== Your objective ==
Look through the listing and locate every line containing the word "aren"; copy those lines.

##### Records supplied

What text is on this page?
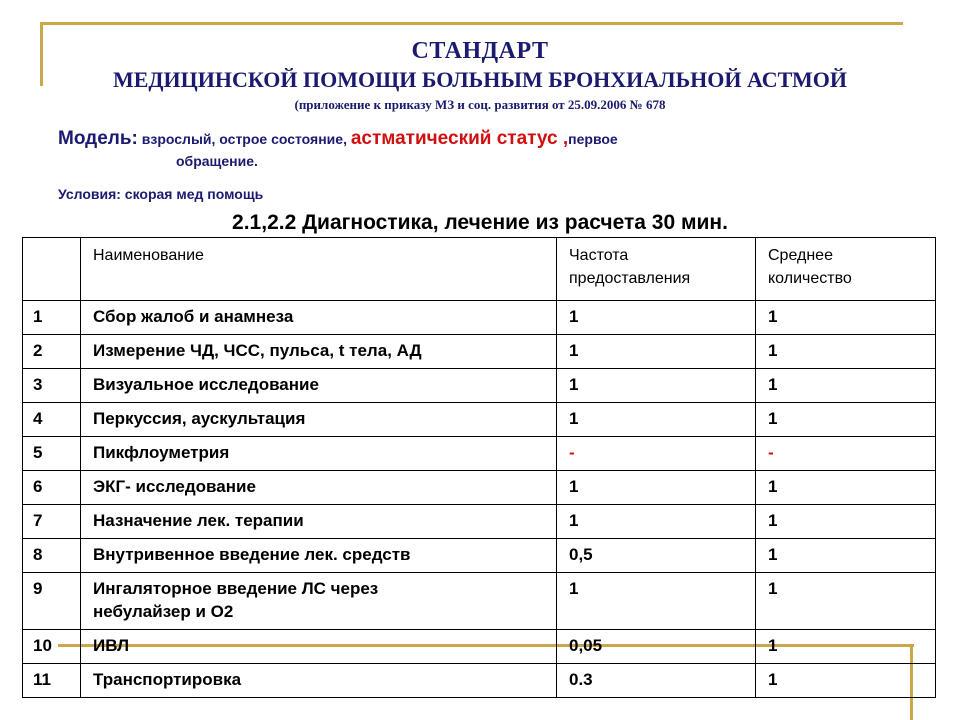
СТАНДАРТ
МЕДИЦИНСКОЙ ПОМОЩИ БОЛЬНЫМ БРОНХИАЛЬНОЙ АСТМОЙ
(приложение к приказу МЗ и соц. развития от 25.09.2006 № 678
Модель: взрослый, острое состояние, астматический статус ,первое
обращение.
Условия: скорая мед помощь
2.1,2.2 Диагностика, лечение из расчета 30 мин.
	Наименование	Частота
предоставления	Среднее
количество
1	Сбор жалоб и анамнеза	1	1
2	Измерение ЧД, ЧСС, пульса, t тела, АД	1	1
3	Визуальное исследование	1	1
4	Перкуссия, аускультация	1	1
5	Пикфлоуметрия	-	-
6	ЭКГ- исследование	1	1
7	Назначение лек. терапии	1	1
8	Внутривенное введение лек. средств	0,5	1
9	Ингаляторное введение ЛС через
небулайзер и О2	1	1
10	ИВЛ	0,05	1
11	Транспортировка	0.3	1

##########
##### Records supplied

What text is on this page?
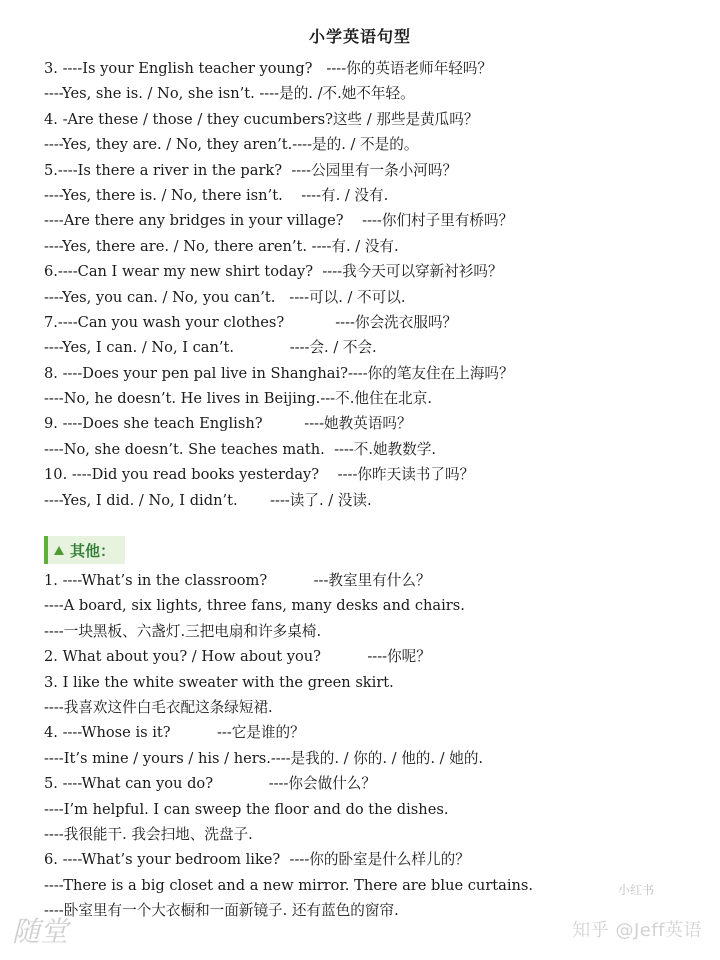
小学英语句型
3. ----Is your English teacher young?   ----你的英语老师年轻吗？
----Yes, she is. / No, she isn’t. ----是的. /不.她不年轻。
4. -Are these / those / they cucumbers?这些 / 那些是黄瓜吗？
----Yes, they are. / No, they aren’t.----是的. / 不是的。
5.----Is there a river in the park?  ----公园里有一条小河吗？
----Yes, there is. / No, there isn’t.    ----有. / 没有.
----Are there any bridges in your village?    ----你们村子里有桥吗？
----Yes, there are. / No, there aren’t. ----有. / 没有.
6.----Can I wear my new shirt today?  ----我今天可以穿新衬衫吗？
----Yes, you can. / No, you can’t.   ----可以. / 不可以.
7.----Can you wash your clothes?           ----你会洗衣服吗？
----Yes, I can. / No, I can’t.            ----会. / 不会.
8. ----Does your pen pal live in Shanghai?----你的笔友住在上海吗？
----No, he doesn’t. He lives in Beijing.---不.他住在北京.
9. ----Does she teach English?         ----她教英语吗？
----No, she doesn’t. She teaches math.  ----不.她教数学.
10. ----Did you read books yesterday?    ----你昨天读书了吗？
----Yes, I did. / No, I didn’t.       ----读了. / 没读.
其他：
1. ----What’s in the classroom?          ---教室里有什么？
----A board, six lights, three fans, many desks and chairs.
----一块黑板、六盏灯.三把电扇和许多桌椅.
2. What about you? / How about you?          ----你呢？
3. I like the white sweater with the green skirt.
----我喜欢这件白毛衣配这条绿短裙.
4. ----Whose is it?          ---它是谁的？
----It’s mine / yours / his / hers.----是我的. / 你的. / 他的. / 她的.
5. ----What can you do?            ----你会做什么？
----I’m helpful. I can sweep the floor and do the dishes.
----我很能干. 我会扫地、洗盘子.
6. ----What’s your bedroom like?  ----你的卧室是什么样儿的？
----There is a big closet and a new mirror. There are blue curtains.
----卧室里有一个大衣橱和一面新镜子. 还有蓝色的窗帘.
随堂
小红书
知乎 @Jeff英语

##########

== Task output ==
----Yes, they are. / No, they aren’t.----是的. / 不是的。
----Yes, there are. / No, there aren’t. ----有. / 没有.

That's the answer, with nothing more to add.